## WHAT YOU ARE ASKED TO DO
Exact transcription of the data below is required, without the images.

## SUPPLIED RECORDS
☆ ☆ ☆ ☆

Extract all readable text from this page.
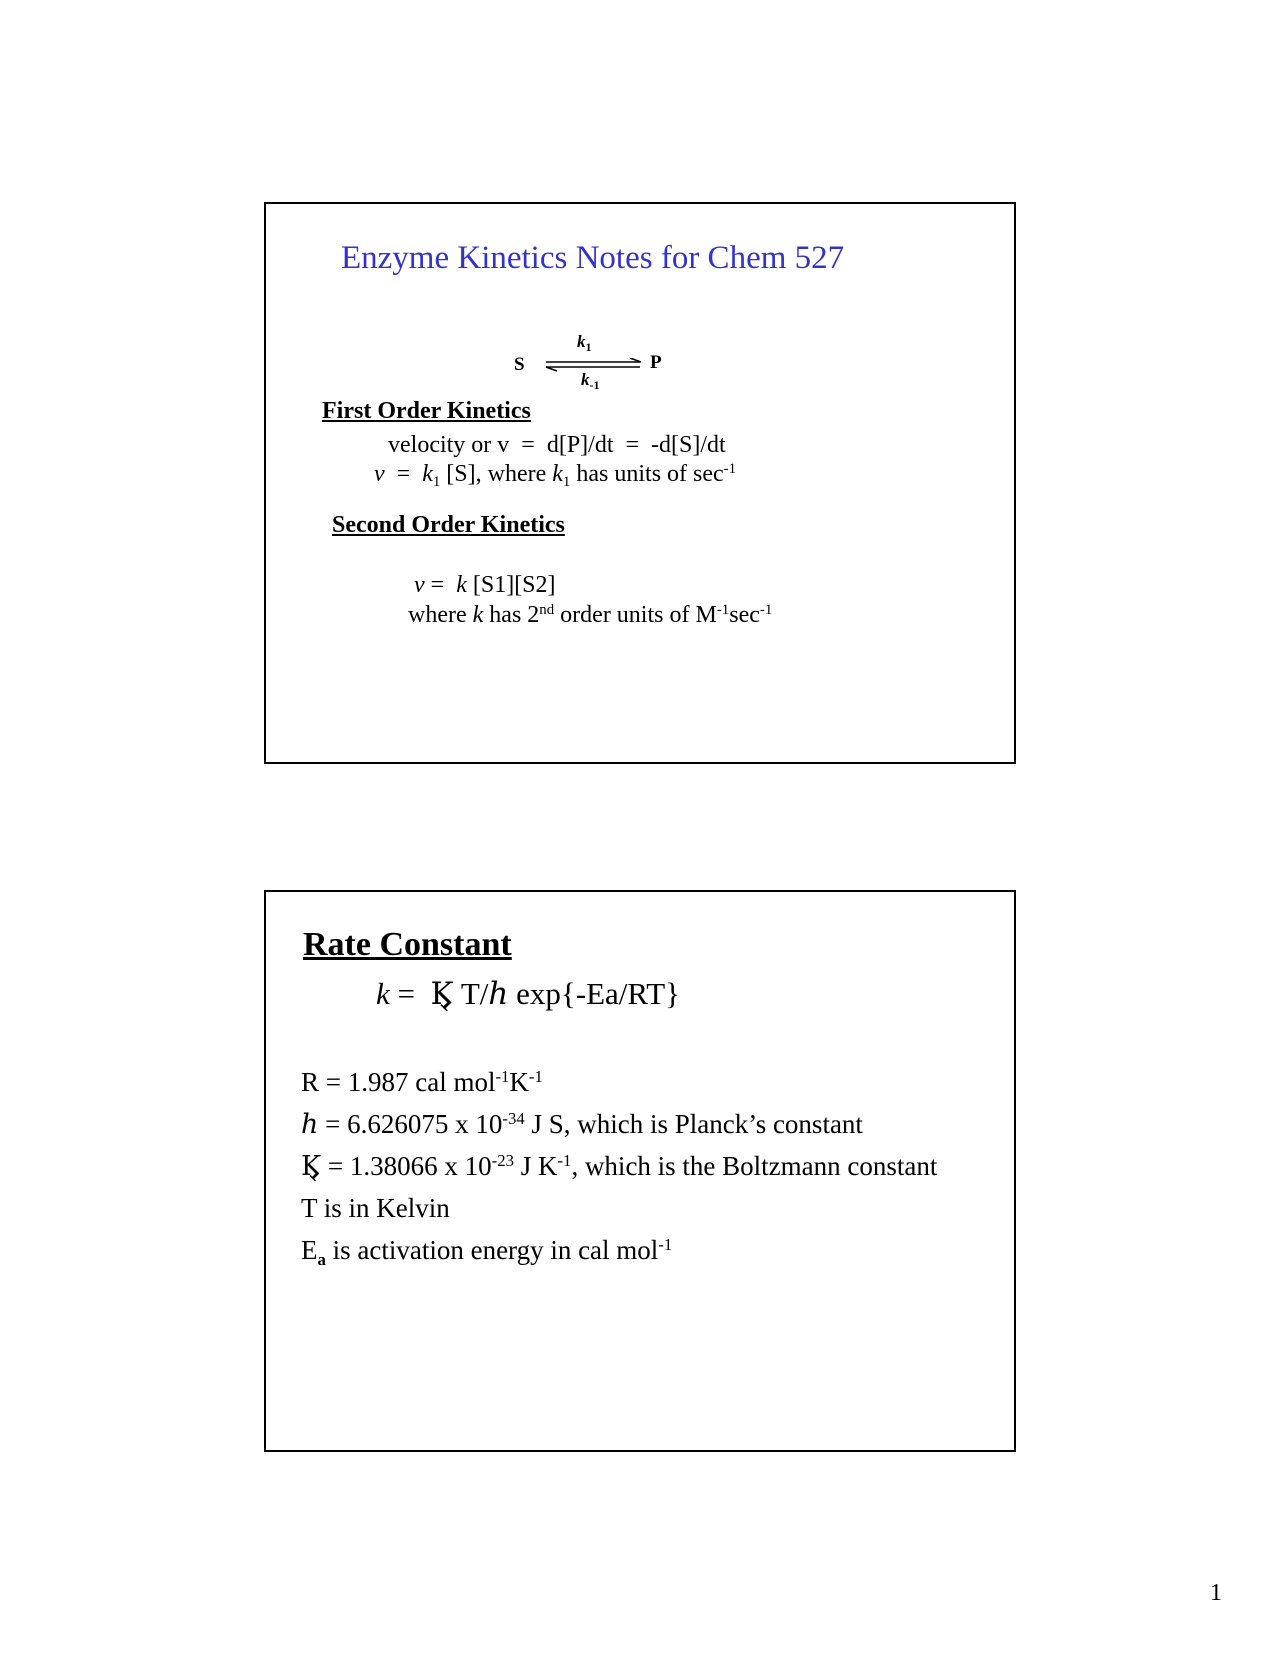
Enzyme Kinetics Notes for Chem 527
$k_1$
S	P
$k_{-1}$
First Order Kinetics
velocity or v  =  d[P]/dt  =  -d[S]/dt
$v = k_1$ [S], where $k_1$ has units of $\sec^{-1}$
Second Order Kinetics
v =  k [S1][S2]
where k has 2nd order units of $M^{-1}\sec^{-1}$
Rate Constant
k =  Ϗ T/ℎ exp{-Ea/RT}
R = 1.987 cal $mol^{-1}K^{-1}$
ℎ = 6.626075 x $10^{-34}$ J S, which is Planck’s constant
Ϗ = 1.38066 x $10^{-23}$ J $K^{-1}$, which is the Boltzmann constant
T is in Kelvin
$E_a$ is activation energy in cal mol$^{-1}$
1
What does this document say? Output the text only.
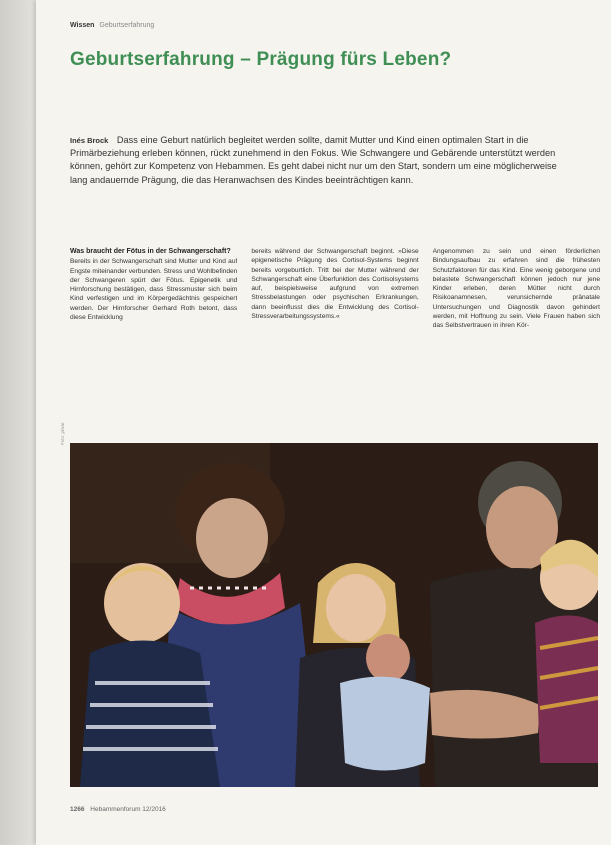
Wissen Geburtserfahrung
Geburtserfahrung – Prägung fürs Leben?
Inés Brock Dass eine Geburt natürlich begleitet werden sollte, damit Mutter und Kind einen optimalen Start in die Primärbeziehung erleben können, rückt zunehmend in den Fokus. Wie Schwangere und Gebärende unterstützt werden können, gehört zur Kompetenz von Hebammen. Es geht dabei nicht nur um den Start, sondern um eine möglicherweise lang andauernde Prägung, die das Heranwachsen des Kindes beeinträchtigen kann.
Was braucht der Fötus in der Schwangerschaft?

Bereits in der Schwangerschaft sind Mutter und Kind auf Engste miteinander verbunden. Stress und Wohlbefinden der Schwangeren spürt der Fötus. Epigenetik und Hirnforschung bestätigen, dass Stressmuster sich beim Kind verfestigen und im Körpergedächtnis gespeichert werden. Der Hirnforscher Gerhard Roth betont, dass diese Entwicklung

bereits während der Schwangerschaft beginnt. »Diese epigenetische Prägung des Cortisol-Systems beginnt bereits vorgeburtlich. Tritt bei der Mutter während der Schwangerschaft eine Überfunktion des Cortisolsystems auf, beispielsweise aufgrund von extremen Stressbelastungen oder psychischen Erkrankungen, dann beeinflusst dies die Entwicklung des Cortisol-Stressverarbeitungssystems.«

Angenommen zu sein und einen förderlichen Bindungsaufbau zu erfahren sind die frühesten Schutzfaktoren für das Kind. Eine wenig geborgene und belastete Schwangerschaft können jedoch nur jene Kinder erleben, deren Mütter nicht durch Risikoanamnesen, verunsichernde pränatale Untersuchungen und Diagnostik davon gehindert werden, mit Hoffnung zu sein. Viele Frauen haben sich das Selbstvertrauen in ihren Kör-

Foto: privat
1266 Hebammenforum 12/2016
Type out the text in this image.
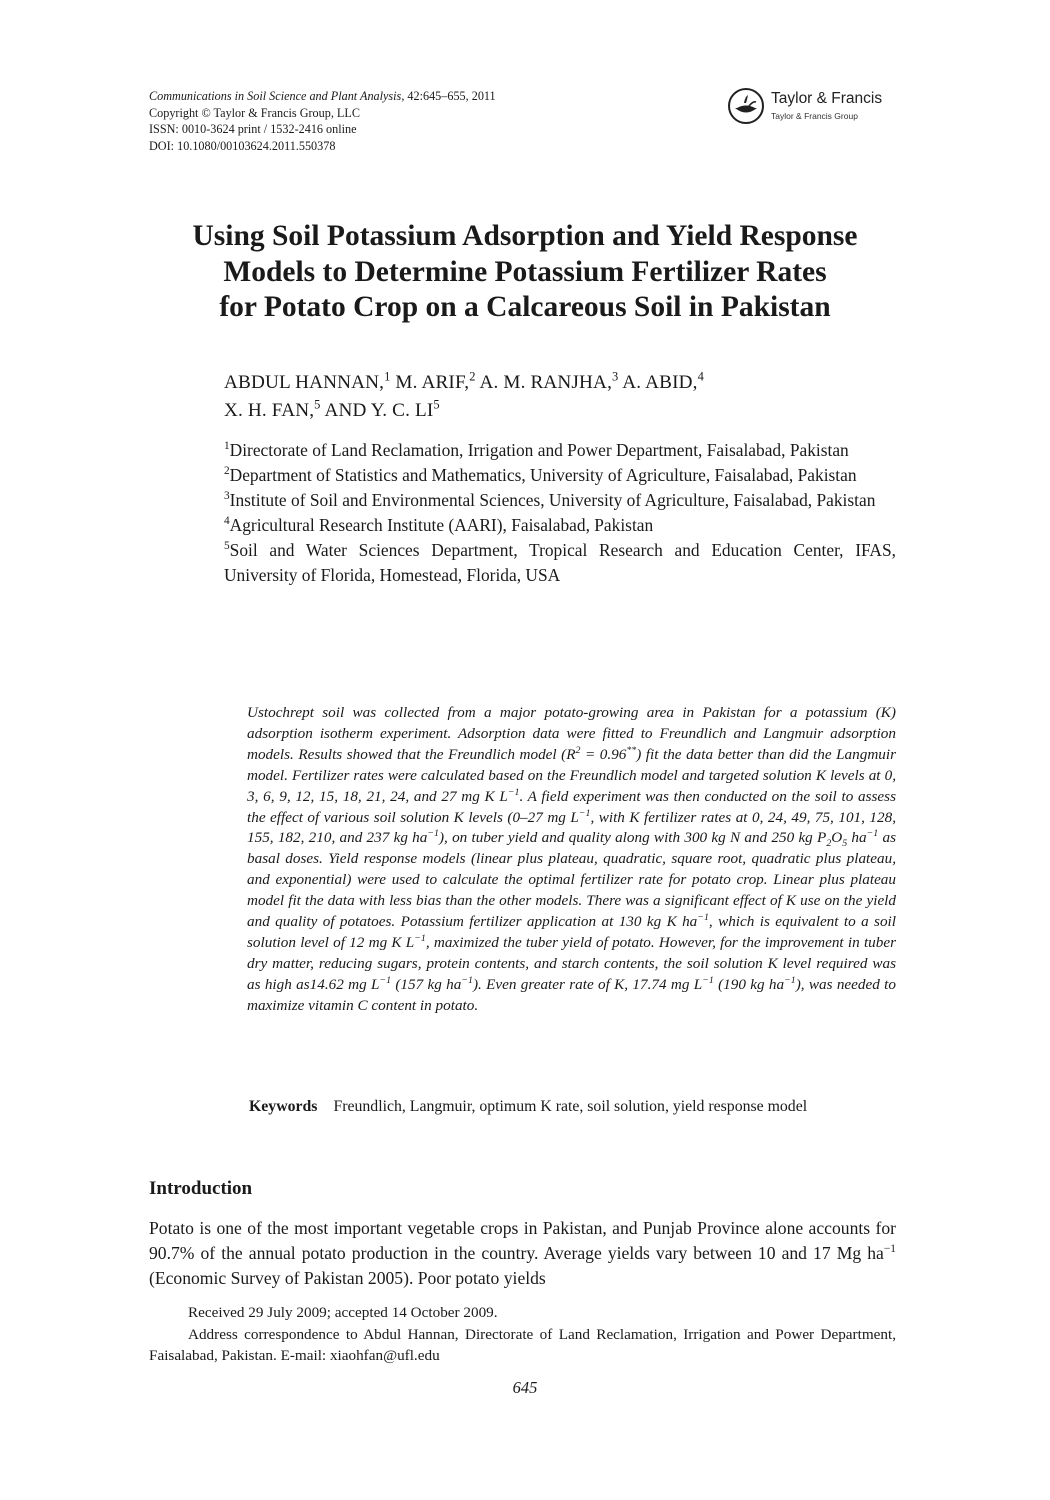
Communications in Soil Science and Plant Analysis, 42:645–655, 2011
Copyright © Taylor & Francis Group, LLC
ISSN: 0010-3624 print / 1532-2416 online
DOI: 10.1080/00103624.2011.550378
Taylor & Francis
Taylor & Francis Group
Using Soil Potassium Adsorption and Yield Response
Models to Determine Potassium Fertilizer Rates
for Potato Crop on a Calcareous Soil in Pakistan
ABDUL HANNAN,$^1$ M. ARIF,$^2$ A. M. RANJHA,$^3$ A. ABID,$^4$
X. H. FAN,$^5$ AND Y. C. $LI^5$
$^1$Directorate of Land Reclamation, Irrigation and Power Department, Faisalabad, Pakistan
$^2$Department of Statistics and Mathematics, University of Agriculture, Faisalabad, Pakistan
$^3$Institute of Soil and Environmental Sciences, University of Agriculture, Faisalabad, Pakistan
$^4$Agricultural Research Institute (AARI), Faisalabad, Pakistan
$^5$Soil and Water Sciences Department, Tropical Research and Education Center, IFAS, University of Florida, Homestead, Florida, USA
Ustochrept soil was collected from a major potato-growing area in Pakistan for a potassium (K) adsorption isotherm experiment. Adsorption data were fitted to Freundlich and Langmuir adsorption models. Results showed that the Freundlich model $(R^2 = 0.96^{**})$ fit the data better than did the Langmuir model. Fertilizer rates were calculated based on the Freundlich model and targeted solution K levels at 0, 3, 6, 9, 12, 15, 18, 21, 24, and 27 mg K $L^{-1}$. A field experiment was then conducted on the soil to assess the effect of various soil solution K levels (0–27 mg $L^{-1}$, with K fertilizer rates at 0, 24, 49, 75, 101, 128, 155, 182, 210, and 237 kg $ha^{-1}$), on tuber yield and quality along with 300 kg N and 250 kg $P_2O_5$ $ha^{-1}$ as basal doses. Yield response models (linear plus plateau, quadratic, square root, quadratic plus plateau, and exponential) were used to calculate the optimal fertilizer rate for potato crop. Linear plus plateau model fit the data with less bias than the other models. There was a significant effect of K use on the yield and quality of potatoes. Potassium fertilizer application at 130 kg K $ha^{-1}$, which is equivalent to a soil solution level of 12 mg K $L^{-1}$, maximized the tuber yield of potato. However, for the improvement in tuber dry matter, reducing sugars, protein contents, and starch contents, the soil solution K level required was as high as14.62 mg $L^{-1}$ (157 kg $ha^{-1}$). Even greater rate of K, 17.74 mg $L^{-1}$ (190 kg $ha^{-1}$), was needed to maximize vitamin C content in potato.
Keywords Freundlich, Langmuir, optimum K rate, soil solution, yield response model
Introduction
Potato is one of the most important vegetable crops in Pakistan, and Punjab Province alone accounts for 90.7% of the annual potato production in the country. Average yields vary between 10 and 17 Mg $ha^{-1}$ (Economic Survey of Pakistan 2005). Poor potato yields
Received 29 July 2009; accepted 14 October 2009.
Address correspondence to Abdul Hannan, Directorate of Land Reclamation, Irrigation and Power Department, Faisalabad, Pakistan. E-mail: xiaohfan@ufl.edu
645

☆ ☆ ☆ ☆

## WRITTEN ANSWER
Extract all readable text from this page.
Enzyme Kinetics Notes for Chem 527
$k_1$
S	P
$k_{-1}$
First Order Kinetics
velocity or v  =  d[P]/dt  =  -d[S]/dt
$v = k_1$ [S], where $k_1$ has units of $\sec^{-1}$
Second Order Kinetics
v =  k [S1][S2]
where k has 2nd order units of $M^{-1}\sec^{-1}$
Rate Constant
k =  Ϗ T/ℎ exp{-Ea/RT}
R = 1.987 cal $mol^{-1}K^{-1}$
ℎ = 6.626075 x $10^{-34}$ J S, which is Planck’s constant
Ϗ = 1.38066 x $10^{-23}$ J $K^{-1}$, which is the Boltzmann constant
T is in Kelvin
$E_a$ is activation energy in cal mol$^{-1}$
1
What does this document say? Output the text only.
Wissen Geburtserfahrung
Geburtserfahrung – Prägung fürs Leben?
Inés Brock Dass eine Geburt natürlich begleitet werden sollte, damit Mutter und Kind einen optimalen Start in die Primärbeziehung erleben können, rückt zunehmend in den Fokus. Wie Schwangere und Gebärende unterstützt werden können, gehört zur Kompetenz von Hebammen. Es geht dabei nicht nur um den Start, sondern um eine möglicherweise lang andauernde Prägung, die das Heranwachsen des Kindes beeinträchtigen kann.
Was braucht der Fötus in der Schwangerschaft?

Bereits in der Schwangerschaft sind Mutter und Kind auf Engste miteinander verbunden. Stress und Wohlbefinden der Schwangeren spürt der Fötus. Epigenetik und Hirnforschung bestätigen, dass Stressmuster sich beim Kind verfestigen und im Körpergedächtnis gespeichert werden. Der Hirnforscher Gerhard Roth betont, dass diese Entwicklung

bereits während der Schwangerschaft beginnt. »Diese epigenetische Prägung des Cortisol-Systems beginnt bereits vorgeburtlich. Tritt bei der Mutter während der Schwangerschaft eine Überfunktion des Cortisolsystems auf, beispielsweise aufgrund von extremen Stressbelastungen oder psychischen Erkrankungen, dann beeinflusst dies die Entwicklung des Cortisol-Stressverarbeitungssystems.«

Angenommen zu sein und einen förderlichen Bindungsaufbau zu erfahren sind die frühesten Schutzfaktoren für das Kind. Eine wenig geborgene und belastete Schwangerschaft können jedoch nur jene Kinder erleben, deren Mütter nicht durch Risikoanamnesen, verunsichernde pränatale Untersuchungen und Diagnostik davon gehindert werden, mit Hoffnung zu sein. Viele Frauen haben sich das Selbstvertrauen in ihren Kör-

Foto: privat
1266 Hebammenforum 12/2016
Type out the text in this image.
Communications in Soil Science and Plant Analysis, 42:645–655, 2011
Copyright © Taylor & Francis Group, LLC
ISSN: 0010-3624 print / 1532-2416 online
DOI: 10.1080/00103624.2011.550378
Taylor & Francis
Taylor & Francis Group
Using Soil Potassium Adsorption and Yield Response
Models to Determine Potassium Fertilizer Rates
for Potato Crop on a Calcareous Soil in Pakistan
ABDUL HANNAN,$^1$ M. ARIF,$^2$ A. M. RANJHA,$^3$ A. ABID,$^4$
X. H. FAN,$^5$ AND Y. C. $LI^5$
$^1$Directorate of Land Reclamation, Irrigation and Power Department, Faisalabad, Pakistan
$^2$Department of Statistics and Mathematics, University of Agriculture, Faisalabad, Pakistan
$^3$Institute of Soil and Environmental Sciences, University of Agriculture, Faisalabad, Pakistan
$^4$Agricultural Research Institute (AARI), Faisalabad, Pakistan
$^5$Soil and Water Sciences Department, Tropical Research and Education Center, IFAS, University of Florida, Homestead, Florida, USA
Ustochrept soil was collected from a major potato-growing area in Pakistan for a potassium (K) adsorption isotherm experiment. Adsorption data were fitted to Freundlich and Langmuir adsorption models. Results showed that the Freundlich model $(R^2 = 0.96^{**})$ fit the data better than did the Langmuir model. Fertilizer rates were calculated based on the Freundlich model and targeted solution K levels at 0, 3, 6, 9, 12, 15, 18, 21, 24, and 27 mg K $L^{-1}$. A field experiment was then conducted on the soil to assess the effect of various soil solution K levels (0–27 mg $L^{-1}$, with K fertilizer rates at 0, 24, 49, 75, 101, 128, 155, 182, 210, and 237 kg $ha^{-1}$), on tuber yield and quality along with 300 kg N and 250 kg $P_2O_5$ $ha^{-1}$ as basal doses. Yield response models (linear plus plateau, quadratic, square root, quadratic plus plateau, and exponential) were used to calculate the optimal fertilizer rate for potato crop. Linear plus plateau model fit the data with less bias than the other models. There was a significant effect of K use on the yield and quality of potatoes. Potassium fertilizer application at 130 kg K $ha^{-1}$, which is equivalent to a soil solution level of 12 mg K $L^{-1}$, maximized the tuber yield of potato. However, for the improvement in tuber dry matter, reducing sugars, protein contents, and starch contents, the soil solution K level required was as high as14.62 mg $L^{-1}$ (157 kg $ha^{-1}$). Even greater rate of K, 17.74 mg $L^{-1}$ (190 kg $ha^{-1}$), was needed to maximize vitamin C content in potato.
Keywords Freundlich, Langmuir, optimum K rate, soil solution, yield response model
Introduction
Potato is one of the most important vegetable crops in Pakistan, and Punjab Province alone accounts for 90.7% of the annual potato production in the country. Average yields vary between 10 and 17 Mg $ha^{-1}$ (Economic Survey of Pakistan 2005). Poor potato yields
Received 29 July 2009; accepted 14 October 2009.
Address correspondence to Abdul Hannan, Directorate of Land Reclamation, Irrigation and Power Department, Faisalabad, Pakistan. E-mail: xiaohfan@ufl.edu
645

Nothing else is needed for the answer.